● **INSTRUCTIONS FOR THE TASK**:
Pick out every line that holds the string "useful" and copy it.

● **DATA FOR THIS EXERCISE**:

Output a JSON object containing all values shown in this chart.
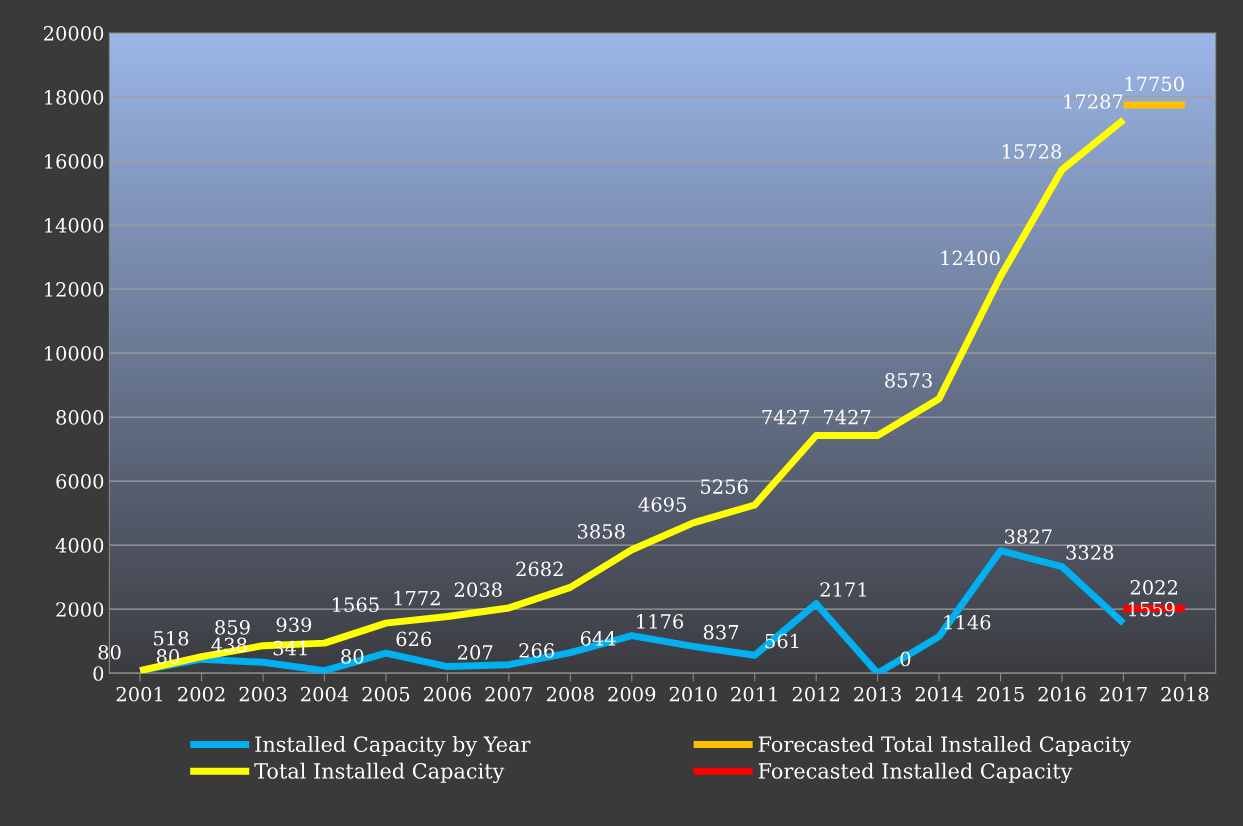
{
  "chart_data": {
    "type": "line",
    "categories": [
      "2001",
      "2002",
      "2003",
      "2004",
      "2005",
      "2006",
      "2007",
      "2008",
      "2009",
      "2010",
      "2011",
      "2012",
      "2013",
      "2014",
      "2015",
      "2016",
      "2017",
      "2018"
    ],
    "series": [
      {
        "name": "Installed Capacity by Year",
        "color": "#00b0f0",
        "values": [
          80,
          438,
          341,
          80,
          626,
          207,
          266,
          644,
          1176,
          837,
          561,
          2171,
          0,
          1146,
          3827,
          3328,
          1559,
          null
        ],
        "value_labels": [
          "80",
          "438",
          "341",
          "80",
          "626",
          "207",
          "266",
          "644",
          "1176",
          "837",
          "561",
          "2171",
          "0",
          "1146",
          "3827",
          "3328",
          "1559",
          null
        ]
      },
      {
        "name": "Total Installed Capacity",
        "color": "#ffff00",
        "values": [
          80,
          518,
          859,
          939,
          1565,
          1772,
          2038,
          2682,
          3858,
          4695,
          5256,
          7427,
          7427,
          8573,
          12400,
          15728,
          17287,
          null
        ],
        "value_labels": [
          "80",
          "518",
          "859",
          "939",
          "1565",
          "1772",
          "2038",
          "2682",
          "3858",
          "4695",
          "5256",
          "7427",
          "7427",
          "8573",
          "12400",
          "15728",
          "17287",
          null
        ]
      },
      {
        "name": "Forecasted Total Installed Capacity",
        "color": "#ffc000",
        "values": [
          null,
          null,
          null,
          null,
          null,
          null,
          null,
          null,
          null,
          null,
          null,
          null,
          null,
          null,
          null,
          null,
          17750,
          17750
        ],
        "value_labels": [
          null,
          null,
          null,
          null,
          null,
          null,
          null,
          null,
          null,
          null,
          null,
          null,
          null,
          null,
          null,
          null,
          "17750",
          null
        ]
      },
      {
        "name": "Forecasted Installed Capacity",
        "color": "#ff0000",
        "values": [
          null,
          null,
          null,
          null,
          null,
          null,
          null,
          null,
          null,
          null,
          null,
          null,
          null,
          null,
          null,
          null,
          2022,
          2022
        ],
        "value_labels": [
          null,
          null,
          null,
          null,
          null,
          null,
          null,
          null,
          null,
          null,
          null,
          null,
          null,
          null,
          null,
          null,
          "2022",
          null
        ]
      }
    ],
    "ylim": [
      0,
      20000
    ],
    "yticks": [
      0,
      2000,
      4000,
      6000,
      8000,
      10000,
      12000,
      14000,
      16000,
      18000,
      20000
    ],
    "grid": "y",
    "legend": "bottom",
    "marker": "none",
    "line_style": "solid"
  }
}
---
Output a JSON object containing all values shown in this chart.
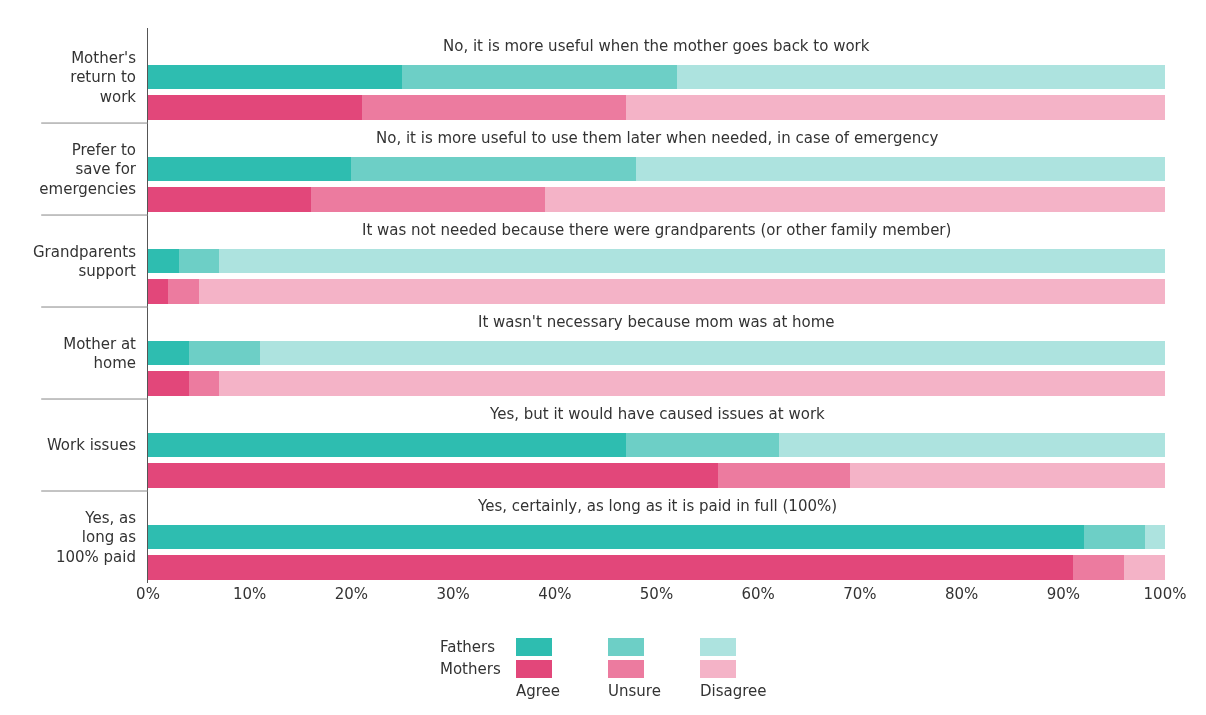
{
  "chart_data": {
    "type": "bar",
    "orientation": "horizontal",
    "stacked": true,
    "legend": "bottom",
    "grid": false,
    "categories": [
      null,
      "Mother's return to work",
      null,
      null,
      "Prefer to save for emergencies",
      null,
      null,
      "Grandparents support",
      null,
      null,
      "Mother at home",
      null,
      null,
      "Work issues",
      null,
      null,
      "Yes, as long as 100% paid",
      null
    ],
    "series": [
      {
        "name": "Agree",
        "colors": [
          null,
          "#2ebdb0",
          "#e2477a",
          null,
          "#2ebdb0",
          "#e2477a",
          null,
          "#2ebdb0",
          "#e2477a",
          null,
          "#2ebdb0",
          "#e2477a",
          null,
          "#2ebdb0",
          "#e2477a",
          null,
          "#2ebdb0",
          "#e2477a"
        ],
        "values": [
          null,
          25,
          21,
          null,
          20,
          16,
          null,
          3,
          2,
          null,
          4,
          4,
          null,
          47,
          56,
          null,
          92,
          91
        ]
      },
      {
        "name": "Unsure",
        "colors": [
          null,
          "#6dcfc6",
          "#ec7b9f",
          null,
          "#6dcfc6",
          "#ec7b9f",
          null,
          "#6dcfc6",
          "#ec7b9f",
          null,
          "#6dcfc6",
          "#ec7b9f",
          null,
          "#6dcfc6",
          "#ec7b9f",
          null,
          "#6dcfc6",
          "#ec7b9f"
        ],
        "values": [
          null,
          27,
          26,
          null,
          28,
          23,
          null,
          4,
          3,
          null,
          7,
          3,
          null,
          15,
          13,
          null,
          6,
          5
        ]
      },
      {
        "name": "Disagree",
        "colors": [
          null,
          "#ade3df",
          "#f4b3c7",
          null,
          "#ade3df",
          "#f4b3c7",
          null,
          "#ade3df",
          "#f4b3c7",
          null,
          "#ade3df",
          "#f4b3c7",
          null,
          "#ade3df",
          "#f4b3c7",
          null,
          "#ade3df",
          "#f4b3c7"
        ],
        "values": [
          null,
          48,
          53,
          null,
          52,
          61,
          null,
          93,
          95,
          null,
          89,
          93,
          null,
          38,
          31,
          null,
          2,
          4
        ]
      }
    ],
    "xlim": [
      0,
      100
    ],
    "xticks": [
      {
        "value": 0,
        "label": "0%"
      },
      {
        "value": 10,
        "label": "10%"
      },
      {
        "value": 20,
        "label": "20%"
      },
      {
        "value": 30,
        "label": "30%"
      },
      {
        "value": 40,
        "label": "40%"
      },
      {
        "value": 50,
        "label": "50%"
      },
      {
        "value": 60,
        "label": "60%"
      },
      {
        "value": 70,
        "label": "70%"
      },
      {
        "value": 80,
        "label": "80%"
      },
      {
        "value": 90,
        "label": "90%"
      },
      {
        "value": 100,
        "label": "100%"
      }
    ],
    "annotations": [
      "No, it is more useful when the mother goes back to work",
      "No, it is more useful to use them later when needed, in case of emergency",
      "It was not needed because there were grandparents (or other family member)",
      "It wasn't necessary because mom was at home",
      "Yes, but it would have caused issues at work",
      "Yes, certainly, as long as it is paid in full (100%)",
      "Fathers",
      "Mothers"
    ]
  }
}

● **OUTPUT OF THE TASK**:
      "No, it is more useful when the mother goes back to work",
      "No, it is more useful to use them later when needed, in case of emergency",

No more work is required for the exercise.